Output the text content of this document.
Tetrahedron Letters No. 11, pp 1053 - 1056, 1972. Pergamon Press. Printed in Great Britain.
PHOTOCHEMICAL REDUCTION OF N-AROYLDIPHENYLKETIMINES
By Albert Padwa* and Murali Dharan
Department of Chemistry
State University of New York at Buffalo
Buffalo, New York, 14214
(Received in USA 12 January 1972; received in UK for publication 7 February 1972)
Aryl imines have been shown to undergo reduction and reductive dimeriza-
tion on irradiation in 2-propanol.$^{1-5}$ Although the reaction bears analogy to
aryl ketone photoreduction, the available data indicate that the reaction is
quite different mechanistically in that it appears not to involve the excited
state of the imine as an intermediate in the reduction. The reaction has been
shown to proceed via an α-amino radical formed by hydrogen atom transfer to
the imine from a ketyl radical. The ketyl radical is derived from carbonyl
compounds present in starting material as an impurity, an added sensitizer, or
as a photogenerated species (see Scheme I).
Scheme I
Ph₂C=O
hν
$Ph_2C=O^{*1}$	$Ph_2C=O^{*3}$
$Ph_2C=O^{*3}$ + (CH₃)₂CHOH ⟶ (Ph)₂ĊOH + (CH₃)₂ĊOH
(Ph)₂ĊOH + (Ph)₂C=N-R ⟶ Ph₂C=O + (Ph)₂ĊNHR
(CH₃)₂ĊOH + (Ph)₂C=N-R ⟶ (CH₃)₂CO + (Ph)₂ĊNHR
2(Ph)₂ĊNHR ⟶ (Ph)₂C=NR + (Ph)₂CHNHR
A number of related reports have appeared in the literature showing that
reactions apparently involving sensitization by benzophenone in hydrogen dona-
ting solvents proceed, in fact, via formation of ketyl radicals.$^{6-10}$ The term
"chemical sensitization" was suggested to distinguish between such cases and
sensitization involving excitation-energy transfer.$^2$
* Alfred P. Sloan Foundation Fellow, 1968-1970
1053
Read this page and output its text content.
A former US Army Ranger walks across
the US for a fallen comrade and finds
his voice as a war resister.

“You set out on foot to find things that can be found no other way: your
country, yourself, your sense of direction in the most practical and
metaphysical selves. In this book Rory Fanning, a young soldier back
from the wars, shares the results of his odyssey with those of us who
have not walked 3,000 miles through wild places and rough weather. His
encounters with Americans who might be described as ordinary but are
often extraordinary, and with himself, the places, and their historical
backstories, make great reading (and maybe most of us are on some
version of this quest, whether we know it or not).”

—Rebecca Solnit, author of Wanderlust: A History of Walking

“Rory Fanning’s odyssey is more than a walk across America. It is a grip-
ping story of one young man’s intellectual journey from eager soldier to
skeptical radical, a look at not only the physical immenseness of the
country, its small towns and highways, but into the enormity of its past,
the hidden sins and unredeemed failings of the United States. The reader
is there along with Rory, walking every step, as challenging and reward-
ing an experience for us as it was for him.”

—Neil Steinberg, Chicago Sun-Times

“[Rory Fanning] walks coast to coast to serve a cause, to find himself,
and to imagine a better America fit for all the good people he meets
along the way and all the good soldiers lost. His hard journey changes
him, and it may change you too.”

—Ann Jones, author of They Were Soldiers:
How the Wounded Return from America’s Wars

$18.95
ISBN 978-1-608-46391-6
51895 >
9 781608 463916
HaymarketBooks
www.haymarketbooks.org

◆ **Work required**
Locate each line with the word "odyssey" and copy it.

◆ **Problem solution**
from the wars, shares the results of his odyssey with those of us who
“Rory Fanning’s odyssey is more than a walk across America. It is a grip-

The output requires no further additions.